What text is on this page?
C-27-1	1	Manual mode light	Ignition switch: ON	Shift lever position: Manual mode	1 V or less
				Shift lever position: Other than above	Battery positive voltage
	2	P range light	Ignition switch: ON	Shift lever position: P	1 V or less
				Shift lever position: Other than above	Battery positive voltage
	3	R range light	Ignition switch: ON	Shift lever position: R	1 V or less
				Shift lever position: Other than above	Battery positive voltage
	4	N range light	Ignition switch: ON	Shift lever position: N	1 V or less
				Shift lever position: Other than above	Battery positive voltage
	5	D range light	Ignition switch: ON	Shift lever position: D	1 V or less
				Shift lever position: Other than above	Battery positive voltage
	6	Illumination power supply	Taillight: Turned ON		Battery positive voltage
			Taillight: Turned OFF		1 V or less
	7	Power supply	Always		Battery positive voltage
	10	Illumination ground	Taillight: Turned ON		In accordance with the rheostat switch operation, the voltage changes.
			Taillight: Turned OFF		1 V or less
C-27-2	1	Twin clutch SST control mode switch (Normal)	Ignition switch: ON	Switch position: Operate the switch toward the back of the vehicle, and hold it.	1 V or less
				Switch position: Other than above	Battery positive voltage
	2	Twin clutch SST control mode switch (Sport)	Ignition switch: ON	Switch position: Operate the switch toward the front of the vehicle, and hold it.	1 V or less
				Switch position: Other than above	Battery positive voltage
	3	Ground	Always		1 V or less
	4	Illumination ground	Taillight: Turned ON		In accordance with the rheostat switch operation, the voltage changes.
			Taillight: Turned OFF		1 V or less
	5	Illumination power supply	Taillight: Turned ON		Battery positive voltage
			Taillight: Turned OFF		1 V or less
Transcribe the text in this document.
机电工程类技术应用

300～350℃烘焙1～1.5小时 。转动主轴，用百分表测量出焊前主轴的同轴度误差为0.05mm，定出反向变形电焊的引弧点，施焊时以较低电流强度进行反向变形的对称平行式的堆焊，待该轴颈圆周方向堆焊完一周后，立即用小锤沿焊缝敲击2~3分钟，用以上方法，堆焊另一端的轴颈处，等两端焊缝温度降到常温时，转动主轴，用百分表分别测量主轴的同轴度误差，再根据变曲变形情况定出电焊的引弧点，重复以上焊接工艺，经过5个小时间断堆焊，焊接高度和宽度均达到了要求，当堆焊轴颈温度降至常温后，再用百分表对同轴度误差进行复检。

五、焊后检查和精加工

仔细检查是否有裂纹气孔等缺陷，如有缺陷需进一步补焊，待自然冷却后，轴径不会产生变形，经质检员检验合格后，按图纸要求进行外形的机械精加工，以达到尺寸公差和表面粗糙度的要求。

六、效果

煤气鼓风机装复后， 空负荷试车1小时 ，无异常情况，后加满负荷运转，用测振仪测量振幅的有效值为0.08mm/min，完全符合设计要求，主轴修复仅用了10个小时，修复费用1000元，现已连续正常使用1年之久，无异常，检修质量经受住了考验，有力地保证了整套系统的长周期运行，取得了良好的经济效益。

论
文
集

◆ REQUIRED TASK:
Which lines in the listing above hold the word "vehicle"? Show each of them.

◆ EXPECTED ANSWER:
C-27-2	1	Twin clutch SST control mode switch (Normal)	Ignition switch: ON	Switch position: Operate the switch toward the back of the vehicle, and hold it.	1 V or less
	2	Twin clutch SST control mode switch (Sport)	Ignition switch: ON	Switch position: Operate the switch toward the front of the vehicle, and hold it.	1 V or less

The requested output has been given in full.